Written instruction: How many lines in the entries below contain the string "germfree"? Case counts, so match capital and small letters exactly, and reply with the number alone.

Entries showing where items appear:
- - -

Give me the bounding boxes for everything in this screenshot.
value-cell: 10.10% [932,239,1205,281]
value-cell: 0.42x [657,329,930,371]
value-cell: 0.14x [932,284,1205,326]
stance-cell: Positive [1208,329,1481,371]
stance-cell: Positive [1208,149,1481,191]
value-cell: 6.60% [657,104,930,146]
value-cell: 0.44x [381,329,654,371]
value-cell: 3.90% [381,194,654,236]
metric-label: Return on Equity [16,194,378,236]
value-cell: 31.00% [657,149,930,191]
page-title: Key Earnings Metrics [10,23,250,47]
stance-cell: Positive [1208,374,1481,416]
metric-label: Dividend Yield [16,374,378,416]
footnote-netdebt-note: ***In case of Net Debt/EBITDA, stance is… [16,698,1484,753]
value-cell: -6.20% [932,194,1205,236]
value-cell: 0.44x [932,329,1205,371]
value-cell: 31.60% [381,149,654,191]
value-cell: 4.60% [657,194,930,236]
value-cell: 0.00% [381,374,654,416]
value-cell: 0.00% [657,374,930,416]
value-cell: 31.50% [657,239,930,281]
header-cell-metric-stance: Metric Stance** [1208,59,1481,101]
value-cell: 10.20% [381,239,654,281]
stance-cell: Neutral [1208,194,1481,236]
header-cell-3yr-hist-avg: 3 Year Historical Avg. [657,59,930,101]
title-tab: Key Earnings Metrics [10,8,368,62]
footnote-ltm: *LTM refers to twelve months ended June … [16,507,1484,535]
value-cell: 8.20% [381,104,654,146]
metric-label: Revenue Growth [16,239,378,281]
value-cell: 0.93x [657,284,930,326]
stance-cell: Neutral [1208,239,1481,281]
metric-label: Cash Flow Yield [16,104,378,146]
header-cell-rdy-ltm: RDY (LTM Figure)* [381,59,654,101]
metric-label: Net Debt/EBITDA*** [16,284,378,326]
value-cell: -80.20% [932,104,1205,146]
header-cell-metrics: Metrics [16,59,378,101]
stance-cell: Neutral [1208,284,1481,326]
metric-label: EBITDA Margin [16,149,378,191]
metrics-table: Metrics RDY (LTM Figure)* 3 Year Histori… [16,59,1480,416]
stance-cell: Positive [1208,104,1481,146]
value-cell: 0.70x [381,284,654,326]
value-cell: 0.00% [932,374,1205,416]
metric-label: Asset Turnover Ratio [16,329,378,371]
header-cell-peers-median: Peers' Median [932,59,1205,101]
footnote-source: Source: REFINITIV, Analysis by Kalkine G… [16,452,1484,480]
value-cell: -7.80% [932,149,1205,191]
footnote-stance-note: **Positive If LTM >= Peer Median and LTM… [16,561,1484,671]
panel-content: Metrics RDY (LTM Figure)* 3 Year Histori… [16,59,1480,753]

- - -

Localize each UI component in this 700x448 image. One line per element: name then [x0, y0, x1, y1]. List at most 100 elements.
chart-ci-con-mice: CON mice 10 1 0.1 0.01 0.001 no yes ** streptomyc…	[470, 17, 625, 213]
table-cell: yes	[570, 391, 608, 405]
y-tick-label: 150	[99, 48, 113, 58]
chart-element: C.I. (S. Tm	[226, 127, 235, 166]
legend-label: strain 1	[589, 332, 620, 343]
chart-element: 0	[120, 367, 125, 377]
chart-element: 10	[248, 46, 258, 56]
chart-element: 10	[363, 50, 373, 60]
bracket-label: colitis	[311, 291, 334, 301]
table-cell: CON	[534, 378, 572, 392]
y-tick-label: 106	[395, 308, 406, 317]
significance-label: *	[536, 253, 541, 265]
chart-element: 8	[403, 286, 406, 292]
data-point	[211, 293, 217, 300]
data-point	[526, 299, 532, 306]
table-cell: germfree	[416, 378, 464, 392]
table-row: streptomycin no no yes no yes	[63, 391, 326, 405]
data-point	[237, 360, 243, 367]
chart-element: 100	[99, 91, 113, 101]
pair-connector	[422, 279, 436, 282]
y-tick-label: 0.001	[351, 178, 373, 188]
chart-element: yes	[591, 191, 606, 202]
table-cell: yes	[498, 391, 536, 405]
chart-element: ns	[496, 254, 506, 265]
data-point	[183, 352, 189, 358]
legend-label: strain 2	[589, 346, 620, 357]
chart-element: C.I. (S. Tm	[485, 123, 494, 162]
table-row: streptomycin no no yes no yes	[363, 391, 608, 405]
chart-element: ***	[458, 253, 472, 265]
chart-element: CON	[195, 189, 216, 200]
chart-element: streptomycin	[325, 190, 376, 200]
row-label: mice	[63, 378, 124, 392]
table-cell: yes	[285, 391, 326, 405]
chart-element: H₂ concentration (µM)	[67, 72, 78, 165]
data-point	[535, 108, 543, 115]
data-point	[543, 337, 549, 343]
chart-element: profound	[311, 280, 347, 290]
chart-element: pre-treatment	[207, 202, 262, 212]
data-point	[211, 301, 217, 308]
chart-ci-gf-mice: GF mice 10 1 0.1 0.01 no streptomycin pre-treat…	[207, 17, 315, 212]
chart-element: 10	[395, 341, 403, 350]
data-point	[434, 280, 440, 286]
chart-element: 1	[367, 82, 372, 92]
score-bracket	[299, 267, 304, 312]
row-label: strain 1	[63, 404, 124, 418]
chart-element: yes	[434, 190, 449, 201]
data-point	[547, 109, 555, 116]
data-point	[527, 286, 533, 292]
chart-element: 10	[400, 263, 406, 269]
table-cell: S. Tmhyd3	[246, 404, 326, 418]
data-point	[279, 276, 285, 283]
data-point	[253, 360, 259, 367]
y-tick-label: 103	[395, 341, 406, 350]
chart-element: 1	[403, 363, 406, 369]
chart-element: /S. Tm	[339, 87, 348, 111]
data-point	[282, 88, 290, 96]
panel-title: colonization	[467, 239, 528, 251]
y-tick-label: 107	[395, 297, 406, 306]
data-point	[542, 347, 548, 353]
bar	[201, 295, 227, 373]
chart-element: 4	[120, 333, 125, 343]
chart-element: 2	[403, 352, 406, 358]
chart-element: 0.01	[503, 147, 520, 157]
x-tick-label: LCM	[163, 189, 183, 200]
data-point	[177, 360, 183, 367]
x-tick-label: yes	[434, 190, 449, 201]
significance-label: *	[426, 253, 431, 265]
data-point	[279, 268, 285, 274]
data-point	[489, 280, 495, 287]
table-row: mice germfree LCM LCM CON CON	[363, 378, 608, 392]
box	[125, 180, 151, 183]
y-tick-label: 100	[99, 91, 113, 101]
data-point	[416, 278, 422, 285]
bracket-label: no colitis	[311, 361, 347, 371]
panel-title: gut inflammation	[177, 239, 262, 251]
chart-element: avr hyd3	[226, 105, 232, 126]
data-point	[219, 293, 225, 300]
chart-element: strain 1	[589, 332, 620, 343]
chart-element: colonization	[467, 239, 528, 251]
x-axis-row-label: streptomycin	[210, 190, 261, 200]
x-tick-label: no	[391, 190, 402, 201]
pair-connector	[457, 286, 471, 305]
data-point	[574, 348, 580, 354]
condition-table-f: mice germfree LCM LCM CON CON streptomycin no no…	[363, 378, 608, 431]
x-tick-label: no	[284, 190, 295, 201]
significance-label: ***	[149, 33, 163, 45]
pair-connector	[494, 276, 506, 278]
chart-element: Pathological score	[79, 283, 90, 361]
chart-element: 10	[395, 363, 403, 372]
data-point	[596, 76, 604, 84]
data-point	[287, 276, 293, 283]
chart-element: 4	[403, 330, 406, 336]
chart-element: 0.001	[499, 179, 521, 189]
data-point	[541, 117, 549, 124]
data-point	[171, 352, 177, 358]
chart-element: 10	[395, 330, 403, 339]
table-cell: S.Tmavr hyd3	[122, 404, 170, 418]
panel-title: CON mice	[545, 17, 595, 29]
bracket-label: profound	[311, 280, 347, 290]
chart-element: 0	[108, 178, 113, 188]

- - -

Output below: 3